STATED GOAL: Copy out all the entries word for word.

DATA TO PROCESS:

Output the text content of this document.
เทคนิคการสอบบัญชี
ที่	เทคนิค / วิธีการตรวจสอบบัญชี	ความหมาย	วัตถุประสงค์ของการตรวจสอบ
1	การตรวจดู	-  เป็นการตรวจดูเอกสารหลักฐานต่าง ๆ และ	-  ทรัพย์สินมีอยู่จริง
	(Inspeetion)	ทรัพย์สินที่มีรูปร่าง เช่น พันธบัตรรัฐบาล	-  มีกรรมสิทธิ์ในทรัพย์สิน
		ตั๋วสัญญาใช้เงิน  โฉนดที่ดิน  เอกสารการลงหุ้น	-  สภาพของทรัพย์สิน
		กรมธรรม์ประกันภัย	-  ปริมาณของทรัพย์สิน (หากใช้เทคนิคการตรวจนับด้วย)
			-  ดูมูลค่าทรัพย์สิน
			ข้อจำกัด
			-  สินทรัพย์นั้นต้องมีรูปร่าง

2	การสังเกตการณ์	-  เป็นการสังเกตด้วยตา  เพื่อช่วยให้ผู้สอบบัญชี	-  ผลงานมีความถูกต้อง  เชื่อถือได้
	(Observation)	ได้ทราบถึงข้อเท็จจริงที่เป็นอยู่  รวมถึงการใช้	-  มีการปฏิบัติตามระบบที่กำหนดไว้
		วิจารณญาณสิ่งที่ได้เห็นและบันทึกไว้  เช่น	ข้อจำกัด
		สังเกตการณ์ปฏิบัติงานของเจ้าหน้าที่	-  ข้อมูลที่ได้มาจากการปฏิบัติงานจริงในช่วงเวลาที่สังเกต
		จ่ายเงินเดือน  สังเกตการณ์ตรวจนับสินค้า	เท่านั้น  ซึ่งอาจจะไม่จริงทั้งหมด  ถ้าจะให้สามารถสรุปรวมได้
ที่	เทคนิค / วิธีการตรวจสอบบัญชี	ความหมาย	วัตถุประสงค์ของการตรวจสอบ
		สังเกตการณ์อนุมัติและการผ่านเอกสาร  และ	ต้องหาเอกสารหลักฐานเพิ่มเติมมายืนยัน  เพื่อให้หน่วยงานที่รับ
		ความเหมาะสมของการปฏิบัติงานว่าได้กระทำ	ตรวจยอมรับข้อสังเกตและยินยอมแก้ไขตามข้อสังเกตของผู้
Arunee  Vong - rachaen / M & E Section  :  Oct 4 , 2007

EXERCISE RESPONSE:
Output the text content of this document.
เทคนิคการสอบบัญชี
ที่	เทคนิค / วิธีการตรวจสอบบัญชี	ความหมาย	วัตถุประสงค์ของการตรวจสอบ
1	การตรวจดู	-  เป็นการตรวจดูเอกสารหลักฐานต่าง ๆ และ	-  ทรัพย์สินมีอยู่จริง
	(Inspeetion)	ทรัพย์สินที่มีรูปร่าง เช่น พันธบัตรรัฐบาล	-  มีกรรมสิทธิ์ในทรัพย์สิน
		ตั๋วสัญญาใช้เงิน  โฉนดที่ดิน  เอกสารการลงหุ้น	-  สภาพของทรัพย์สิน
		กรมธรรม์ประกันภัย	-  ปริมาณของทรัพย์สิน (หากใช้เทคนิคการตรวจนับด้วย)
			-  ดูมูลค่าทรัพย์สิน
			ข้อจำกัด
			-  สินทรัพย์นั้นต้องมีรูปร่าง

2	การสังเกตการณ์	-  เป็นการสังเกตด้วยตา  เพื่อช่วยให้ผู้สอบบัญชี	-  ผลงานมีความถูกต้อง  เชื่อถือได้
	(Observation)	ได้ทราบถึงข้อเท็จจริงที่เป็นอยู่  รวมถึงการใช้	-  มีการปฏิบัติตามระบบที่กำหนดไว้
		วิจารณญาณสิ่งที่ได้เห็นและบันทึกไว้  เช่น	ข้อจำกัด
		สังเกตการณ์ปฏิบัติงานของเจ้าหน้าที่	-  ข้อมูลที่ได้มาจากการปฏิบัติงานจริงในช่วงเวลาที่สังเกต
		จ่ายเงินเดือน  สังเกตการณ์ตรวจนับสินค้า	เท่านั้น  ซึ่งอาจจะไม่จริงทั้งหมด  ถ้าจะให้สามารถสรุปรวมได้
ที่	เทคนิค / วิธีการตรวจสอบบัญชี	ความหมาย	วัตถุประสงค์ของการตรวจสอบ
		สังเกตการณ์อนุมัติและการผ่านเอกสาร  และ	ต้องหาเอกสารหลักฐานเพิ่มเติมมายืนยัน  เพื่อให้หน่วยงานที่รับ
		ความเหมาะสมของการปฏิบัติงานว่าได้กระทำ	ตรวจยอมรับข้อสังเกตและยินยอมแก้ไขตามข้อสังเกตของผู้
Arunee  Vong - rachaen / M & E Section  :  Oct 4 , 2007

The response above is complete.